__Direction__
Find the lines in these entries that include the word "career" and state how many there are, with no other words.

__Source material__
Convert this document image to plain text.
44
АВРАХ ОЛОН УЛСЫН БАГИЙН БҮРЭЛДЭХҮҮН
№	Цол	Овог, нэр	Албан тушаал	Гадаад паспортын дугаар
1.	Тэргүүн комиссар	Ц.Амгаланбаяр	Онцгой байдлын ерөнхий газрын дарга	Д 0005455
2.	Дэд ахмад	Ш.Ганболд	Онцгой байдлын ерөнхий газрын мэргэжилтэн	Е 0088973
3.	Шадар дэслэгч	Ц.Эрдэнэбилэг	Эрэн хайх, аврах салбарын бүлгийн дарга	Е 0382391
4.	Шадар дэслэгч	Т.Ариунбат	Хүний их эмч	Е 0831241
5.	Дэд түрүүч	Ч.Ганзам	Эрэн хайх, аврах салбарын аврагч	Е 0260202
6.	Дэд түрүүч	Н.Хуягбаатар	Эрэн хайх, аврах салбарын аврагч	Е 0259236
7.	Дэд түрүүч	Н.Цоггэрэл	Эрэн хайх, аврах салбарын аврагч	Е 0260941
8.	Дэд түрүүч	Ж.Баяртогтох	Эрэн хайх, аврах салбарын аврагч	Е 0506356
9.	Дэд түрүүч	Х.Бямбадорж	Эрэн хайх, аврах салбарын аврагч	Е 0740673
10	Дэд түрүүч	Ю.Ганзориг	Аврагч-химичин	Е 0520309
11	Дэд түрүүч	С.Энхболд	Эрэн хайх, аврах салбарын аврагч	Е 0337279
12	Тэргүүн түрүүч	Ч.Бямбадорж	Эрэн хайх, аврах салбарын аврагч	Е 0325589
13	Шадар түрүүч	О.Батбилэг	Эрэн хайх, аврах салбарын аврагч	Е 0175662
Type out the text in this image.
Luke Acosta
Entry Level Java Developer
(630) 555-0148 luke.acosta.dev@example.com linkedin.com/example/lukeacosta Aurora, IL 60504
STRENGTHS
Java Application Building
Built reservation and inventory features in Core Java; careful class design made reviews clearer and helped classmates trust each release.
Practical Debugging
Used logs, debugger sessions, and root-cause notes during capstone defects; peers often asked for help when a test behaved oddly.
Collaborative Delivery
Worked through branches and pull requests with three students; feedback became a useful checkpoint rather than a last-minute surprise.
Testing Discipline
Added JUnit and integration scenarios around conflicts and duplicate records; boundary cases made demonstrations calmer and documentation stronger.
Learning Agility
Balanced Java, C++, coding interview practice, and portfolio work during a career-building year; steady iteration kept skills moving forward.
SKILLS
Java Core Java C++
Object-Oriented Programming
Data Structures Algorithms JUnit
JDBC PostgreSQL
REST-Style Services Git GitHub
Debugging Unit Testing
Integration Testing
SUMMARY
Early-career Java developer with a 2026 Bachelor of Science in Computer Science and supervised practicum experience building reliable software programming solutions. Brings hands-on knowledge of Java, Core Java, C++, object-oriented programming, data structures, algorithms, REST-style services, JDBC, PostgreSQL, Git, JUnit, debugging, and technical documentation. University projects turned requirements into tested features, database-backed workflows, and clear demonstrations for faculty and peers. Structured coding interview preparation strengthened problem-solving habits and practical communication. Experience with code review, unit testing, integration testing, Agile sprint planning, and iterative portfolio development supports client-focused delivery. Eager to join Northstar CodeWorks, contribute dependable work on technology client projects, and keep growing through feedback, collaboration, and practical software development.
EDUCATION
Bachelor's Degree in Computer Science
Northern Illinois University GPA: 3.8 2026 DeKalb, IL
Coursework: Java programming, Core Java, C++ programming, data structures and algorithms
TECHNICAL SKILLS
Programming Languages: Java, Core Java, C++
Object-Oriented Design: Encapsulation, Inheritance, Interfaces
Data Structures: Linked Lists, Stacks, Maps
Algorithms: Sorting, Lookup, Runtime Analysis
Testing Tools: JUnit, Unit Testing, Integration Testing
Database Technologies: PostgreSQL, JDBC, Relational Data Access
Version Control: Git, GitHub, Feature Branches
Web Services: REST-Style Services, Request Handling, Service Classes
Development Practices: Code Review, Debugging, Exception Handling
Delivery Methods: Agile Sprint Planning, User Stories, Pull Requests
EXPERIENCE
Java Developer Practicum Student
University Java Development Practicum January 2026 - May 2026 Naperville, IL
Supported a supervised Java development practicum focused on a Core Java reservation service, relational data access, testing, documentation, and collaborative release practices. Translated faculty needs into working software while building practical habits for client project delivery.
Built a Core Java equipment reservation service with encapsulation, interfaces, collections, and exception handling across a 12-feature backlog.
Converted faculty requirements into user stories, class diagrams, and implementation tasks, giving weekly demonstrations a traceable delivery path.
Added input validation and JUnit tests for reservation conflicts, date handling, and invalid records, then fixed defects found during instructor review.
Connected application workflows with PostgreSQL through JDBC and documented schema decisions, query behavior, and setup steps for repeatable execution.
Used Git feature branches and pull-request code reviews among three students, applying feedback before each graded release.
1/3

__Reply__
2